(Bounding box annotations)
========
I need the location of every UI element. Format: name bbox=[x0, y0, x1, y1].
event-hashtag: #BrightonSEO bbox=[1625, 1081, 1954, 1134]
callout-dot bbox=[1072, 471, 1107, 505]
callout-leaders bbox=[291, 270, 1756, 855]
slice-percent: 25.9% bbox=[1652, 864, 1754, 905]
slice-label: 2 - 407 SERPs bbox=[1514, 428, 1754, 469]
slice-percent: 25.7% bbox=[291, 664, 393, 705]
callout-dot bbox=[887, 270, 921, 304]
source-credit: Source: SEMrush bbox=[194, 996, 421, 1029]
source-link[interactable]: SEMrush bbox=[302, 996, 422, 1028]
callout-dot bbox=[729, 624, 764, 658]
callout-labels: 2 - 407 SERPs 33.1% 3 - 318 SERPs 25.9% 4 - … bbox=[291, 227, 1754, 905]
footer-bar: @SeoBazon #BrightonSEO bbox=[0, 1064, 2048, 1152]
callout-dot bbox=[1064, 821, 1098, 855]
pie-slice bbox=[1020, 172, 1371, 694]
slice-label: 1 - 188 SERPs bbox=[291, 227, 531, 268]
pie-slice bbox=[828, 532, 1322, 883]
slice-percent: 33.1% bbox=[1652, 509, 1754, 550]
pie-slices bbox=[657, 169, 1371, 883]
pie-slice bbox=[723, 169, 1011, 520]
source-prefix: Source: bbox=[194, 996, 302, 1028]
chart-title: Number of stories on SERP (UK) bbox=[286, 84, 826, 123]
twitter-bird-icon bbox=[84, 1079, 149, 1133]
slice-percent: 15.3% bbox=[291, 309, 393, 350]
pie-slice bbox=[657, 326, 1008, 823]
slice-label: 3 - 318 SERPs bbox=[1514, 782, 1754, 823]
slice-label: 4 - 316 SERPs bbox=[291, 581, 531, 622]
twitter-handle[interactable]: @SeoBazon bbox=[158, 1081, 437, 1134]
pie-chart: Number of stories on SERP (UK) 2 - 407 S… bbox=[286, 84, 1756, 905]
========
Directive:
Lay out every line of the records as a Markdown table with two columns, Row and Line. Number the lines in order and leave out any blank lines.

Exercise result:
| Row | Line |
|---|---|
| 1 | I need the location of every UI element. Format: name bbox=[x0, y0, x1, y1]. |
| 2 | event-hashtag: #BrightonSEO bbox=[1625, 1081, 1954, 1134] |
| 3 | callout-dot bbox=[1072, 471, 1107, 505] |
| 4 | callout-leaders bbox=[291, 270, 1756, 855] |
| 5 | slice-percent: 25.9% bbox=[1652, 864, 1754, 905] |
| 6 | slice-label: 2 - 407 SERPs bbox=[1514, 428, 1754, 469] |
| 7 | slice-percent: 25.7% bbox=[291, 664, 393, 705] |
| 8 | callout-dot bbox=[887, 270, 921, 304] |
| 9 | source-credit: Source: SEMrush bbox=[194, 996, 421, 1029] |
| 10 | source-link[interactable]: SEMrush bbox=[302, 996, 422, 1028] |
| 11 | callout-dot bbox=[729, 624, 764, 658] |
| 12 | callout-labels: 2 - 407 SERPs 33.1% 3 - 318 SERPs 25.9% 4 - … bbox=[291, 227, 1754, 905] |
| 13 | footer-bar: @SeoBazon #BrightonSEO bbox=[0, 1064, 2048, 1152] |
| 14 | callout-dot bbox=[1064, 821, 1098, 855] |
| 15 | pie-slice bbox=[1020, 172, 1371, 694] |
| 16 | slice-label: 1 - 188 SERPs bbox=[291, 227, 531, 268] |
| 17 | pie-slice bbox=[828, 532, 1322, 883] |
| 18 | slice-percent: 33.1% bbox=[1652, 509, 1754, 550] |
| 19 | pie-slices bbox=[657, 169, 1371, 883] |
| 20 | pie-slice bbox=[723, 169, 1011, 520] |
| 21 | source-prefix: Source: bbox=[194, 996, 302, 1028] |
| 22 | chart-title: Number of stories on SERP (UK) bbox=[286, 84, 826, 123] |
| 23 | twitter-bird-icon bbox=[84, 1079, 149, 1133] |
| 24 | slice-percent: 15.3% bbox=[291, 309, 393, 350] |
| 25 | pie-slice bbox=[657, 326, 1008, 823] |
| 26 | slice-label: 3 - 318 SERPs bbox=[1514, 782, 1754, 823] |
| 27 | slice-label: 4 - 316 SERPs bbox=[291, 581, 531, 622] |
| 28 | twitter-handle[interactable]: @SeoBazon bbox=[158, 1081, 437, 1134] |
| 29 | pie-chart: Number of stories on SERP (UK) 2 - 407 S… bbox=[286, 84, 1756, 905] |